• [Data to use]
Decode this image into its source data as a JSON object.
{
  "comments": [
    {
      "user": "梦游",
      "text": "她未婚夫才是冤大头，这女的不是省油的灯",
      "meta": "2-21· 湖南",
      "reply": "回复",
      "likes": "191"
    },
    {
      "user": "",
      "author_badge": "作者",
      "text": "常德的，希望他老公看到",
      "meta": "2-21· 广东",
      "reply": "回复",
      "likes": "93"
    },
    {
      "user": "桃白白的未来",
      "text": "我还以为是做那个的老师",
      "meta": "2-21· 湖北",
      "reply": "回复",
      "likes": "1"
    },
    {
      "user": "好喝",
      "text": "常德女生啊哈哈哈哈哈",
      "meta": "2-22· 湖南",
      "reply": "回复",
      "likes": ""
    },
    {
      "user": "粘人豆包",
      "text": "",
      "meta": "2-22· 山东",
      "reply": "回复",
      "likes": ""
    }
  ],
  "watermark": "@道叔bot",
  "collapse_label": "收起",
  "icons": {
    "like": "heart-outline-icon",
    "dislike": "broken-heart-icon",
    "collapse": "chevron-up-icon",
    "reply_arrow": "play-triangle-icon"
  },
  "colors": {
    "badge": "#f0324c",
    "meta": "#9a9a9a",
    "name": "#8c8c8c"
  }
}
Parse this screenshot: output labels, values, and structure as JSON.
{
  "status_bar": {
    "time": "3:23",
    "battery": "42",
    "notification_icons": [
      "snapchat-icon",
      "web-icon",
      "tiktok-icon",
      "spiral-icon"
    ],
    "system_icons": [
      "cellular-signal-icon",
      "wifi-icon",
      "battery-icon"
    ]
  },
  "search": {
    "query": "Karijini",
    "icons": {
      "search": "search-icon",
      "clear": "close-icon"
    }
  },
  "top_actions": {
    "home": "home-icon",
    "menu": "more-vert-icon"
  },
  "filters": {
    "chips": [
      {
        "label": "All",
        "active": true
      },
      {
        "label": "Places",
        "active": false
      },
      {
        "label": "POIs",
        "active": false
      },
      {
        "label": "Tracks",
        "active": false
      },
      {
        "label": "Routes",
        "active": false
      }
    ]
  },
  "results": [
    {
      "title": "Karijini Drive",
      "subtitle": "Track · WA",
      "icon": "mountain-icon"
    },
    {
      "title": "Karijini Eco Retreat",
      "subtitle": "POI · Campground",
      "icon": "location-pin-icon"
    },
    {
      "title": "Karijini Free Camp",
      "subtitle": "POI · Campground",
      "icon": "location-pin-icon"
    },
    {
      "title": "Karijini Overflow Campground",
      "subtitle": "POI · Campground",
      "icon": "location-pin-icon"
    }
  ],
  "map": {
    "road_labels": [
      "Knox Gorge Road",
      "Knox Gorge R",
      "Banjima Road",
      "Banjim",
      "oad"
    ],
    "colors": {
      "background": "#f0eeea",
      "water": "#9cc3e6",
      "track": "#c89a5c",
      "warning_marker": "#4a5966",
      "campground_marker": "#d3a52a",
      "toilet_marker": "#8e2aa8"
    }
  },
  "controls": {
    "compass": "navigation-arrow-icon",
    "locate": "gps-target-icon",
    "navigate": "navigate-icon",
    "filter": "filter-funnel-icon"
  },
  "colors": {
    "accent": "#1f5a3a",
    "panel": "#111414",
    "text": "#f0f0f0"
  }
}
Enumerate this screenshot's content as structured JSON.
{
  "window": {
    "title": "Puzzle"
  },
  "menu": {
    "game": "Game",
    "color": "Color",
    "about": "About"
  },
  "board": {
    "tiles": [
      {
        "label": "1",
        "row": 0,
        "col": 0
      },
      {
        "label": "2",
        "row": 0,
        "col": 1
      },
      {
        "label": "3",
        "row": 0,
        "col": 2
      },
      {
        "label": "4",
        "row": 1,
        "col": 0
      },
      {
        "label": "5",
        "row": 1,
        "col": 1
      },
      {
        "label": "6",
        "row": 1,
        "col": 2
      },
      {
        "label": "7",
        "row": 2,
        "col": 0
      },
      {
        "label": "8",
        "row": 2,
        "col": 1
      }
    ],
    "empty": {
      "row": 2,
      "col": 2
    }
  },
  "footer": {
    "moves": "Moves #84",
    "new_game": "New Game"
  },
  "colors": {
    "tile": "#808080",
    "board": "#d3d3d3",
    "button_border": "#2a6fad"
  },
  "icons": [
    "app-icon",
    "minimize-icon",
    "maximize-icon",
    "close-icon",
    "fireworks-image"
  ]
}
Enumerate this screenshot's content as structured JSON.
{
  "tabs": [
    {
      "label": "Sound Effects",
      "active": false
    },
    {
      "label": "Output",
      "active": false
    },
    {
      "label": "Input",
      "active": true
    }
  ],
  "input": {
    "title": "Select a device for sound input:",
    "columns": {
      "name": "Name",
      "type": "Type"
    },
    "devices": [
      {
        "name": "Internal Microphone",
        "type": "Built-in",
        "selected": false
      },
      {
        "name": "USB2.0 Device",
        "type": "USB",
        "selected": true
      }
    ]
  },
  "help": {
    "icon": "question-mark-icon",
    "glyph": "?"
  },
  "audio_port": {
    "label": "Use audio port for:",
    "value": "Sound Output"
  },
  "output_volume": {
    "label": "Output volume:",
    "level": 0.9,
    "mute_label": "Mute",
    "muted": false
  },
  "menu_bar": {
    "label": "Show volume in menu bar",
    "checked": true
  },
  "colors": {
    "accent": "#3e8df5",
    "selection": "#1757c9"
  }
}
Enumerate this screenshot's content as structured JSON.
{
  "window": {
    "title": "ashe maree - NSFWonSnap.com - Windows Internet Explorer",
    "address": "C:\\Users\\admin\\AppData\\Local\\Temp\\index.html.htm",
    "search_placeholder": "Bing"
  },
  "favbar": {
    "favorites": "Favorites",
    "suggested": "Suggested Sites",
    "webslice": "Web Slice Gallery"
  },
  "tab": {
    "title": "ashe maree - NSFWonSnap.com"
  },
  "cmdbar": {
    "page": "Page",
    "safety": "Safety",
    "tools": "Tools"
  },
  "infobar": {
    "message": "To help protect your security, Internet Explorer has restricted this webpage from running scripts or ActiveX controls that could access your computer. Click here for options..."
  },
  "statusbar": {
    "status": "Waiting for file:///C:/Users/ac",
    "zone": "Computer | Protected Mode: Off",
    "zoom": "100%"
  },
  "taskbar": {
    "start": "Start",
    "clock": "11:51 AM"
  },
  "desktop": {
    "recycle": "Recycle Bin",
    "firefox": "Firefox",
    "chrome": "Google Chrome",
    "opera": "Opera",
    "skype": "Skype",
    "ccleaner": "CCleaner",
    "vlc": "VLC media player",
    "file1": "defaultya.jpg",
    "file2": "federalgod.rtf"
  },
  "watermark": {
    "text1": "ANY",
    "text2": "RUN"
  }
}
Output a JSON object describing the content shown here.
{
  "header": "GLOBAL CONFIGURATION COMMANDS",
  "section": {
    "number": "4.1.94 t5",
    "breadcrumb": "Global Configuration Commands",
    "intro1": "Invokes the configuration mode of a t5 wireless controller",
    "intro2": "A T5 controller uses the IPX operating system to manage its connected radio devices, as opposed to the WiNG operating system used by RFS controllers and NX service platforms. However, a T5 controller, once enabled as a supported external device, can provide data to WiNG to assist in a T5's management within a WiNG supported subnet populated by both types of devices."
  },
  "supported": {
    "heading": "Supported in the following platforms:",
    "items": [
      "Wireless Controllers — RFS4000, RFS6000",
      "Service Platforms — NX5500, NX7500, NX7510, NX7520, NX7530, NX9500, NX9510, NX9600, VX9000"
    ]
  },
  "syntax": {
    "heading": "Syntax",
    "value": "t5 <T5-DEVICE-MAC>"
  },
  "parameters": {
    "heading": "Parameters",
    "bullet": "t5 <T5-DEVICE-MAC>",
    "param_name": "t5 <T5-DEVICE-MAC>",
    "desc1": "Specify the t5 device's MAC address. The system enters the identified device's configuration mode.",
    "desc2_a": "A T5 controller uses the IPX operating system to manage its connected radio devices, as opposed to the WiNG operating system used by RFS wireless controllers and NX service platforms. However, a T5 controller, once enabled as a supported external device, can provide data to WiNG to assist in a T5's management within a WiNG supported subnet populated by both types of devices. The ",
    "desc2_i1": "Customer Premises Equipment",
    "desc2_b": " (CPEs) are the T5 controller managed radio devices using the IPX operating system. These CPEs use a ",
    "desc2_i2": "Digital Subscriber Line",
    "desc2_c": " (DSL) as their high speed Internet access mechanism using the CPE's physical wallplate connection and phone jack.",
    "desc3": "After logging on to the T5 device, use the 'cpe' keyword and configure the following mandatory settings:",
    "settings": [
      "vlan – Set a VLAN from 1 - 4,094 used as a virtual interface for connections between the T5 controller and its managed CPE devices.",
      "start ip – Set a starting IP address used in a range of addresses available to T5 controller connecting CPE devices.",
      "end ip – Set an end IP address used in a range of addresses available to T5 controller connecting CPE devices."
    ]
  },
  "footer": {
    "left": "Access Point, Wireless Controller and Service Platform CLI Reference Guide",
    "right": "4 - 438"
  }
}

• [Set task] Look over the material above and show each line where "following" appears.

• [Written answer]
    "heading": "Supported in the following platforms:",
    "desc3": "After logging on to the T5 device, use the 'cpe' keyword and configure the following mandatory settings:",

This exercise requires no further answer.